[Saved entries]
++++++++++++++++++++

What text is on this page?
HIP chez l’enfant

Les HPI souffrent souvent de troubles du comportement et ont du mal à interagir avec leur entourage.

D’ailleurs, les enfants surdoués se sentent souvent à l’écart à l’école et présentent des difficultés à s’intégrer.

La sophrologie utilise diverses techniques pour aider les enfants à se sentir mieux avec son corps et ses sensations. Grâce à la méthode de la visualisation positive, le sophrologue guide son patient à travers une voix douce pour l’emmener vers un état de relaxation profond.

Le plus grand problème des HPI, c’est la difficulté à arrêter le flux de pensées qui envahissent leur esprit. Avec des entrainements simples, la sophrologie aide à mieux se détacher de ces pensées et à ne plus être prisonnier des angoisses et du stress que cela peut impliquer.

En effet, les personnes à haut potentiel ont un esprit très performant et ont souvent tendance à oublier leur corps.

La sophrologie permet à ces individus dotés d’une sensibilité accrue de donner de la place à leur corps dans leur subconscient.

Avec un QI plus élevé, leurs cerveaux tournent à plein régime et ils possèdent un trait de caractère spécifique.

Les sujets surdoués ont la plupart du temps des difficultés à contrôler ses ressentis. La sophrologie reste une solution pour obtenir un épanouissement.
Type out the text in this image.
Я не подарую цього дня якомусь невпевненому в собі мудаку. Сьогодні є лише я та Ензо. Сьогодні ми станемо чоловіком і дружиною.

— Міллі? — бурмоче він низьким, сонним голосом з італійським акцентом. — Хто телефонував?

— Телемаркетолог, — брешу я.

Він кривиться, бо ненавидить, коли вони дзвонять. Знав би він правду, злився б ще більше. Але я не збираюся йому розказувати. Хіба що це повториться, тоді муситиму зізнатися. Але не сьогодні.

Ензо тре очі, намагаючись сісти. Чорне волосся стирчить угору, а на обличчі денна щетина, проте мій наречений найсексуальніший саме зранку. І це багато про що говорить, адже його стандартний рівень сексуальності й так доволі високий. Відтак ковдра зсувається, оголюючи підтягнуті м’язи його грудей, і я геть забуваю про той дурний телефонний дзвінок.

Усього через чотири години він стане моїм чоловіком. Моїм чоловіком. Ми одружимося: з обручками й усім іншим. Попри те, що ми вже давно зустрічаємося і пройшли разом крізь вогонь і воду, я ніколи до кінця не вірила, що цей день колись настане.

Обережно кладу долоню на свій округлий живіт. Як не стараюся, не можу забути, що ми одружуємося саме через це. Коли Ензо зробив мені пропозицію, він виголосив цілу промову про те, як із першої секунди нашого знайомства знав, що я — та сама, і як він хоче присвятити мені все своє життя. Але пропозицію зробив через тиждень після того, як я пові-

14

++++++++++++++++++++

* **STATED EXERCISE**: Reproduce every line of the material above exactly.

* **SOLVED PROBLEM**:
What text is on this page?
HIP chez l’enfant

Les HPI souffrent souvent de troubles du comportement et ont du mal à interagir avec leur entourage.

D’ailleurs, les enfants surdoués se sentent souvent à l’écart à l’école et présentent des difficultés à s’intégrer.

La sophrologie utilise diverses techniques pour aider les enfants à se sentir mieux avec son corps et ses sensations. Grâce à la méthode de la visualisation positive, le sophrologue guide son patient à travers une voix douce pour l’emmener vers un état de relaxation profond.

Le plus grand problème des HPI, c’est la difficulté à arrêter le flux de pensées qui envahissent leur esprit. Avec des entrainements simples, la sophrologie aide à mieux se détacher de ces pensées et à ne plus être prisonnier des angoisses et du stress que cela peut impliquer.

En effet, les personnes à haut potentiel ont un esprit très performant et ont souvent tendance à oublier leur corps.

La sophrologie permet à ces individus dotés d’une sensibilité accrue de donner de la place à leur corps dans leur subconscient.

Avec un QI plus élevé, leurs cerveaux tournent à plein régime et ils possèdent un trait de caractère spécifique.

Les sujets surdoués ont la plupart du temps des difficultés à contrôler ses ressentis. La sophrologie reste une solution pour obtenir un épanouissement.
Type out the text in this image.
Я не подарую цього дня якомусь невпевненому в собі мудаку. Сьогодні є лише я та Ензо. Сьогодні ми станемо чоловіком і дружиною.

— Міллі? — бурмоче він низьким, сонним голосом з італійським акцентом. — Хто телефонував?

— Телемаркетолог, — брешу я.

Він кривиться, бо ненавидить, коли вони дзвонять. Знав би він правду, злився б ще більше. Але я не збираюся йому розказувати. Хіба що це повториться, тоді муситиму зізнатися. Але не сьогодні.

Ензо тре очі, намагаючись сісти. Чорне волосся стирчить угору, а на обличчі денна щетина, проте мій наречений найсексуальніший саме зранку. І це багато про що говорить, адже його стандартний рівень сексуальності й так доволі високий. Відтак ковдра зсувається, оголюючи підтягнуті м’язи його грудей, і я геть забуваю про той дурний телефонний дзвінок.

Усього через чотири години він стане моїм чоловіком. Моїм чоловіком. Ми одружимося: з обручками й усім іншим. Попри те, що ми вже давно зустрічаємося і пройшли разом крізь вогонь і воду, я ніколи до кінця не вірила, що цей день колись настане.

Обережно кладу долоню на свій округлий живіт. Як не стараюся, не можу забути, що ми одружуємося саме через це. Коли Ензо зробив мені пропозицію, він виголосив цілу промову про те, як із першої секунди нашого знайомства знав, що я — та сама, і як він хоче присвятити мені все своє життя. Але пропозицію зробив через тиждень після того, як я пові-

14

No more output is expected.